- TASK TO CARRY OUT
In the excerpt about the dispute over an airline seat, what reason does the stewardess give K for why she has no claim to her first class seat?

- EXCERPT TO READ
The occasion for professor hooks’
homicidal urge turns out, on inspection, to be nothing more than a lost seat on
a commercial airlines flight. As hooks relates the episode, she had seated
herself in the first class cabin alongside a female friend, who is also black
and identified only as “K,” perhaps an intended allusion to Kafka, so
cultivated is hooks’ sense of victimization. No sooner are the two women
settled in their first class seats, however, then the voice of the plane’s
speaker system calls K to the front of the cabin where her ticket is inspected.
The stewardess informs K that she does not have a claim to the seat because her
upgrade has not been properly completed. It is too late, moreover, to correct
the fault.
The stewardess also introduces K to the anonymous white male who is the
putative target of hooks’ murderous intent, and who is holding the
appropriately designated ticket. The man tells K that he is sorry to see her
inconvenienced and sits down. Resigning herself to the inevitable, K gathers
her belongings and relocates herself in coach.
No such passivity governs the reaction of bell hooks. She is unwilling to
give up her own first class accommodation to join her friend, but is ready
instead to launch her attack: “I stare him down with rage, tell him that I do
not want to hear his liberal apologies, his repeated insistence that ‘it was
not his fault.’ I am shouting at him that it is not a question of blame, that
the mistake was understandable, but that the way K was treated was completely
unacceptable, that it reflected both racism and sexism.” Her target, however,
is no liberal wimp and lets her know “in no uncertain terms” that in his view
the apology was sufficient. The professor “should leave him be to sit back and
enjoy his flight.”
Madame Defarge is not be appeased.
“In no uncertain terms I let him know that he had an opportunity to not be
complicit with the racism and sexism that is so all-pervasive in this society
(that he knew no white man would have been called on the loud-speaker to come
to the front of the plane while another white male took his seat ...’ Say what? “Yelling at him I said, ‘It
was not a question of your giving up the seat, it was an occasion for you to
intervene in the harassment of a black woman ...’”
Her invective temporarily exhausted,
hooks takes out a pad and starts to pen the notes from which she will later
compose her account. “I felt a ‘killing rage,’” she remembers. “I wanted to
stab him softly, to shoot him with the gun I wished I had in my purse. And as I
watched his pain, I would say to him tenderly ‘racism hurts.’”
While hooks is thinking these
sensitive thoughts, her intended victim becomes aware of the hostility that is
bristling towards him. “The white man seated next to me watched suspiciously
whenever I reached for my purse. As though I were the black nightmare that
haunted his dreams, he seemed to be waiting for me to strike, to be the
fulfillment of his racist imagination. I leaned towards him with my legal pad
and made sure he saw the title written in bold print: ‘Killing Rage.’”
Two pages after recounting this
bizarre episode, which is by now, undoubtedly, an assigned course text about
racial oppression, hooks makes the following myopic comment: “Lecturing on race
and racism all around this country, I am always amazed when I hear white folks
speak about their fear of black people....” Apparently hooks is unable to
connect the aggression she projects to the reaction it provokes.
I searched through hooks’ text to
find a more substantial source for her “killing rage,” one less…well…trivial.
But I was destined to be disappointed. There was no litany of personal abuse or
racial assault that might justify her murderous passion.

- DATA
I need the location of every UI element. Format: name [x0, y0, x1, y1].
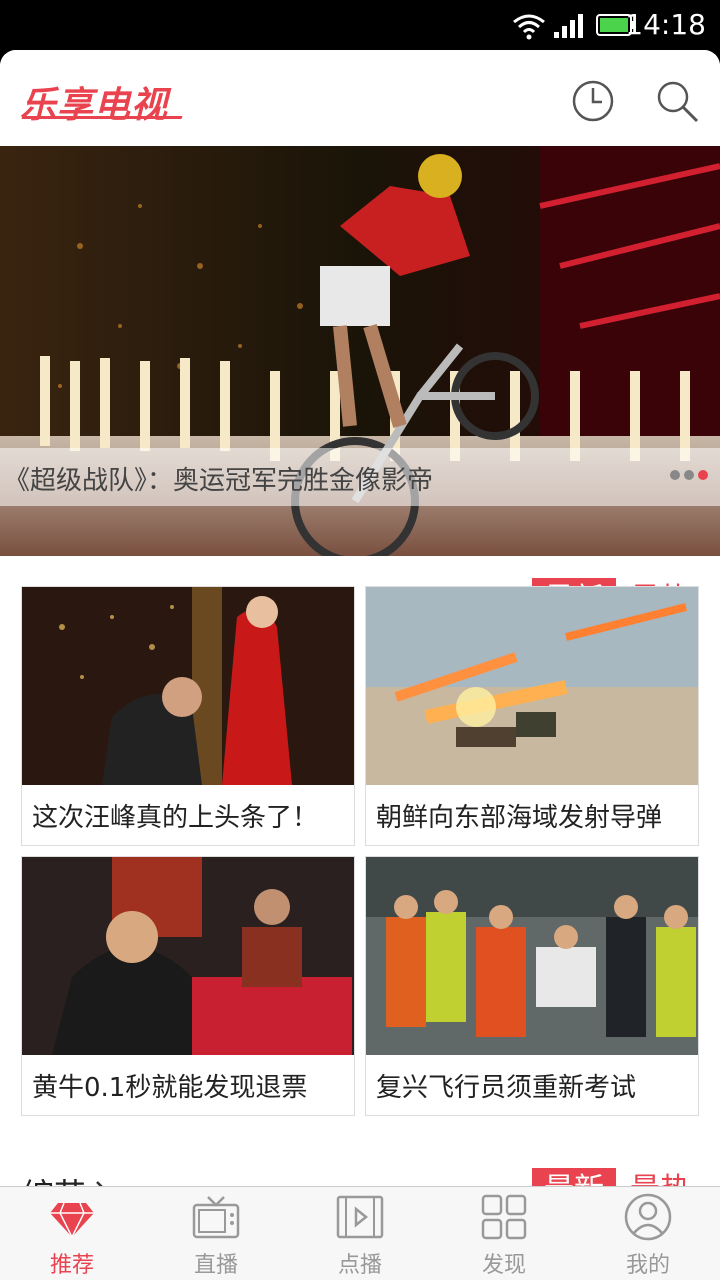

- ANSWER IN FULL
Her upgrade had not been properly completed.